**Problem description**. Show all lines of the listing that hold the word "Geiſtes".
— Start of Dataset records —
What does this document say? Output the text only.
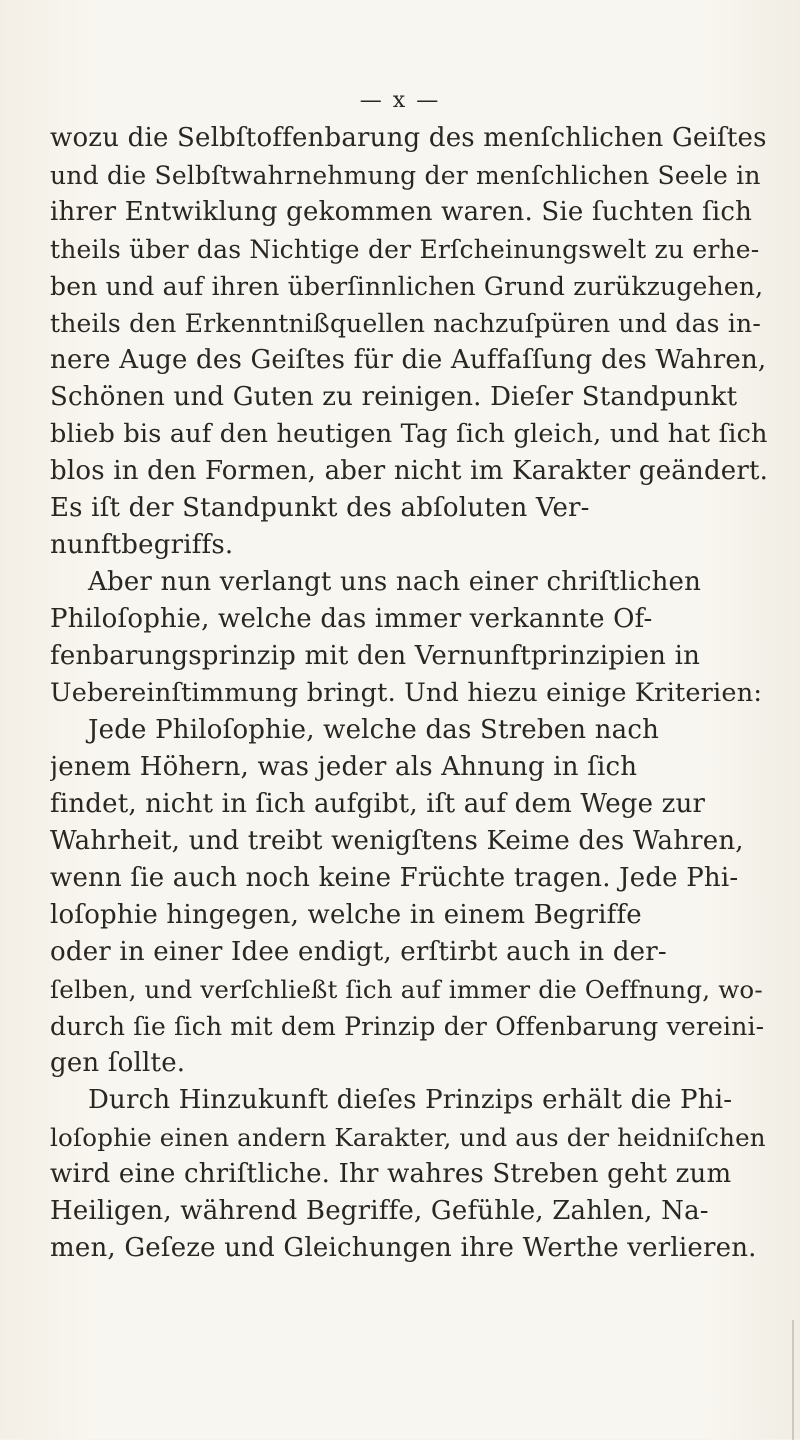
— x —
wozu die Selbſtoffenbarung des menſchlichen Geiſtes
und die Selbſtwahrnehmung der menſchlichen Seele in
ihrer Entwiklung gekommen waren. Sie ſuchten ſich
theils über das Nichtige der Erſcheinungswelt zu erhe-
ben und auf ihren überſinnlichen Grund zurükzugehen,
theils den Erkenntnißquellen nachzuſpüren und das in-
nere Auge des Geiſtes für die Auffaſſung des Wahren,
Schönen und Guten zu reinigen. Dieſer Standpunkt
blieb bis auf den heutigen Tag ſich gleich, und hat ſich
blos in den Formen, aber nicht im Karakter geändert.
Es iſt der Standpunkt des abſoluten Ver-
nunftbegriffs.
Aber nun verlangt uns nach einer chriſtlichen
Philoſophie, welche das immer verkannte Of-
fenbarungsprinzip mit den Vernunftprinzipien in
Uebereinſtimmung bringt. Und hiezu einige Kriterien:
Jede Philoſophie, welche das Streben nach
jenem Höhern, was jeder als Ahnung in ſich
findet, nicht in ſich aufgibt, iſt auf dem Wege zur
Wahrheit, und treibt wenigſtens Keime des Wahren,
wenn ſie auch noch keine Früchte tragen. Jede Phi-
loſophie hingegen, welche in einem Begriffe
oder in einer Idee endigt, erſtirbt auch in der-
ſelben, und verſchließt ſich auf immer die Oeffnung, wo-
durch ſie ſich mit dem Prinzip der Offenbarung vereini-
gen ſollte.
Durch Hinzukunft dieſes Prinzips erhält die Phi-
loſophie einen andern Karakter, und aus der heidniſchen
wird eine chriſtliche. Ihr wahres Streben geht zum
Heiligen, während Begriffe, Gefühle, Zahlen, Na-
men, Geſeze und Gleichungen ihre Werthe verlieren.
— End of Dataset records —
**Written reply**.
wozu die Selbſtoffenbarung des menſchlichen Geiſtes
nere Auge des Geiſtes für die Auffaſſung des Wahren,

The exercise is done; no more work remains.